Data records
-- Begin --
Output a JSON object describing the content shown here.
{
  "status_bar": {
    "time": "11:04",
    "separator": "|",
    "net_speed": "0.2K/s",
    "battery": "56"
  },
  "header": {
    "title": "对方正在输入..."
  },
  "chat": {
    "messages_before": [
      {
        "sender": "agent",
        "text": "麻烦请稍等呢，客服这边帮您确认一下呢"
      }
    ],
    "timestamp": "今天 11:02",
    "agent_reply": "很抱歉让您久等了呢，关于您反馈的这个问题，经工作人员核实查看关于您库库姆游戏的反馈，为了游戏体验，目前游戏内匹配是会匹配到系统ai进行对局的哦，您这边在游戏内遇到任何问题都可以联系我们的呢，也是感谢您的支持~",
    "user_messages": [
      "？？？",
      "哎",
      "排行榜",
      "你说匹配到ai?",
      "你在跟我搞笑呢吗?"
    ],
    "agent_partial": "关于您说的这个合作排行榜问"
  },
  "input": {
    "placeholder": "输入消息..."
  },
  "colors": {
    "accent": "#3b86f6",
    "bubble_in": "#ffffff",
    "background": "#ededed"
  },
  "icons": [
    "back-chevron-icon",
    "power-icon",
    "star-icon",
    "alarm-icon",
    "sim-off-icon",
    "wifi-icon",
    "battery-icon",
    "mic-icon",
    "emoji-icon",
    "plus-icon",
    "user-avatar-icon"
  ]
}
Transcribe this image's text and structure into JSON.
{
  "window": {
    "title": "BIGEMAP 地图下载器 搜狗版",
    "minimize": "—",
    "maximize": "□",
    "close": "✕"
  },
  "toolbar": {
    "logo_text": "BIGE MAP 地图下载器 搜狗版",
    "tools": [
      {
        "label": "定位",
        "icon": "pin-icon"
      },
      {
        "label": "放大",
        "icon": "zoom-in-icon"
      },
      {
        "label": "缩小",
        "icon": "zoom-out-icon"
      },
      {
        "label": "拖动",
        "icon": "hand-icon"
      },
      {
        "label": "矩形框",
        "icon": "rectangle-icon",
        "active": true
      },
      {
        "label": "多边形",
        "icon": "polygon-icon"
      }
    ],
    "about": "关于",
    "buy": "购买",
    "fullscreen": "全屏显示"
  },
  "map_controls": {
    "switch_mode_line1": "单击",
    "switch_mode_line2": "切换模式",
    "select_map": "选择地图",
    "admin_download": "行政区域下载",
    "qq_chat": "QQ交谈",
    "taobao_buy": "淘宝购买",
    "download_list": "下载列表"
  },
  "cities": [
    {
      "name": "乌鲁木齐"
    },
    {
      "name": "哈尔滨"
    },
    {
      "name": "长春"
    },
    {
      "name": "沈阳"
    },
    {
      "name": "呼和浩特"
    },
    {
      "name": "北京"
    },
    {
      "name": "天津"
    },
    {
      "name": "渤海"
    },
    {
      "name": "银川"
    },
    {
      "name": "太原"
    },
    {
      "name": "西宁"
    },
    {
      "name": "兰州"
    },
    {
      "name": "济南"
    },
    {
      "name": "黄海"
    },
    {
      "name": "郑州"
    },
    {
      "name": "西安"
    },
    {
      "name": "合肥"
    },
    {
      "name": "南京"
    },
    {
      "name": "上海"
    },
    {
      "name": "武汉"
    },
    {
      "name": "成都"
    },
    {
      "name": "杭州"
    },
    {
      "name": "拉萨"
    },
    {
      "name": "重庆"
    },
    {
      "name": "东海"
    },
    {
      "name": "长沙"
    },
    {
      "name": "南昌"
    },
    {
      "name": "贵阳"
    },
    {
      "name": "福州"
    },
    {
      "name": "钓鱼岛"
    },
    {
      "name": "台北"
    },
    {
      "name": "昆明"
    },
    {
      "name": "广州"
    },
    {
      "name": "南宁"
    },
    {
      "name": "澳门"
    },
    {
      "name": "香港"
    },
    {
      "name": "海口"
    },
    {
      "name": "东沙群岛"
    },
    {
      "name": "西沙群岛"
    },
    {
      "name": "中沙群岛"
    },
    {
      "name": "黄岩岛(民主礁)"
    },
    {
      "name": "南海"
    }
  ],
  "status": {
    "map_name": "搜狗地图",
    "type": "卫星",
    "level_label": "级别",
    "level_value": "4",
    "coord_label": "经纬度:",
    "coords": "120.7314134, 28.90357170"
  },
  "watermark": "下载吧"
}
-- End --
What is required =
Copy all data exactly, start to finish.

Task result =
Output a JSON object describing the content shown here.
{
  "status_bar": {
    "time": "11:04",
    "separator": "|",
    "net_speed": "0.2K/s",
    "battery": "56"
  },
  "header": {
    "title": "对方正在输入..."
  },
  "chat": {
    "messages_before": [
      {
        "sender": "agent",
        "text": "麻烦请稍等呢，客服这边帮您确认一下呢"
      }
    ],
    "timestamp": "今天 11:02",
    "agent_reply": "很抱歉让您久等了呢，关于您反馈的这个问题，经工作人员核实查看关于您库库姆游戏的反馈，为了游戏体验，目前游戏内匹配是会匹配到系统ai进行对局的哦，您这边在游戏内遇到任何问题都可以联系我们的呢，也是感谢您的支持~",
    "user_messages": [
      "？？？",
      "哎",
      "排行榜",
      "你说匹配到ai?",
      "你在跟我搞笑呢吗?"
    ],
    "agent_partial": "关于您说的这个合作排行榜问"
  },
  "input": {
    "placeholder": "输入消息..."
  },
  "colors": {
    "accent": "#3b86f6",
    "bubble_in": "#ffffff",
    "background": "#ededed"
  },
  "icons": [
    "back-chevron-icon",
    "power-icon",
    "star-icon",
    "alarm-icon",
    "sim-off-icon",
    "wifi-icon",
    "battery-icon",
    "mic-icon",
    "emoji-icon",
    "plus-icon",
    "user-avatar-icon"
  ]
}
Transcribe this image's text and structure into JSON.
{
  "window": {
    "title": "BIGEMAP 地图下载器 搜狗版",
    "minimize": "—",
    "maximize": "□",
    "close": "✕"
  },
  "toolbar": {
    "logo_text": "BIGE MAP 地图下载器 搜狗版",
    "tools": [
      {
        "label": "定位",
        "icon": "pin-icon"
      },
      {
        "label": "放大",
        "icon": "zoom-in-icon"
      },
      {
        "label": "缩小",
        "icon": "zoom-out-icon"
      },
      {
        "label": "拖动",
        "icon": "hand-icon"
      },
      {
        "label": "矩形框",
        "icon": "rectangle-icon",
        "active": true
      },
      {
        "label": "多边形",
        "icon": "polygon-icon"
      }
    ],
    "about": "关于",
    "buy": "购买",
    "fullscreen": "全屏显示"
  },
  "map_controls": {
    "switch_mode_line1": "单击",
    "switch_mode_line2": "切换模式",
    "select_map": "选择地图",
    "admin_download": "行政区域下载",
    "qq_chat": "QQ交谈",
    "taobao_buy": "淘宝购买",
    "download_list": "下载列表"
  },
  "cities": [
    {
      "name": "乌鲁木齐"
    },
    {
      "name": "哈尔滨"
    },
    {
      "name": "长春"
    },
    {
      "name": "沈阳"
    },
    {
      "name": "呼和浩特"
    },
    {
      "name": "北京"
    },
    {
      "name": "天津"
    },
    {
      "name": "渤海"
    },
    {
      "name": "银川"
    },
    {
      "name": "太原"
    },
    {
      "name": "西宁"
    },
    {
      "name": "兰州"
    },
    {
      "name": "济南"
    },
    {
      "name": "黄海"
    },
    {
      "name": "郑州"
    },
    {
      "name": "西安"
    },
    {
      "name": "合肥"
    },
    {
      "name": "南京"
    },
    {
      "name": "上海"
    },
    {
      "name": "武汉"
    },
    {
      "name": "成都"
    },
    {
      "name": "杭州"
    },
    {
      "name": "拉萨"
    },
    {
      "name": "重庆"
    },
    {
      "name": "东海"
    },
    {
      "name": "长沙"
    },
    {
      "name": "南昌"
    },
    {
      "name": "贵阳"
    },
    {
      "name": "福州"
    },
    {
      "name": "钓鱼岛"
    },
    {
      "name": "台北"
    },
    {
      "name": "昆明"
    },
    {
      "name": "广州"
    },
    {
      "name": "南宁"
    },
    {
      "name": "澳门"
    },
    {
      "name": "香港"
    },
    {
      "name": "海口"
    },
    {
      "name": "东沙群岛"
    },
    {
      "name": "西沙群岛"
    },
    {
      "name": "中沙群岛"
    },
    {
      "name": "黄岩岛(民主礁)"
    },
    {
      "name": "南海"
    }
  ],
  "status": {
    "map_name": "搜狗地图",
    "type": "卫星",
    "level_label": "级别",
    "level_value": "4",
    "coord_label": "经纬度:",
    "coords": "120.7314134, 28.90357170"
  },
  "watermark": "下载吧"
}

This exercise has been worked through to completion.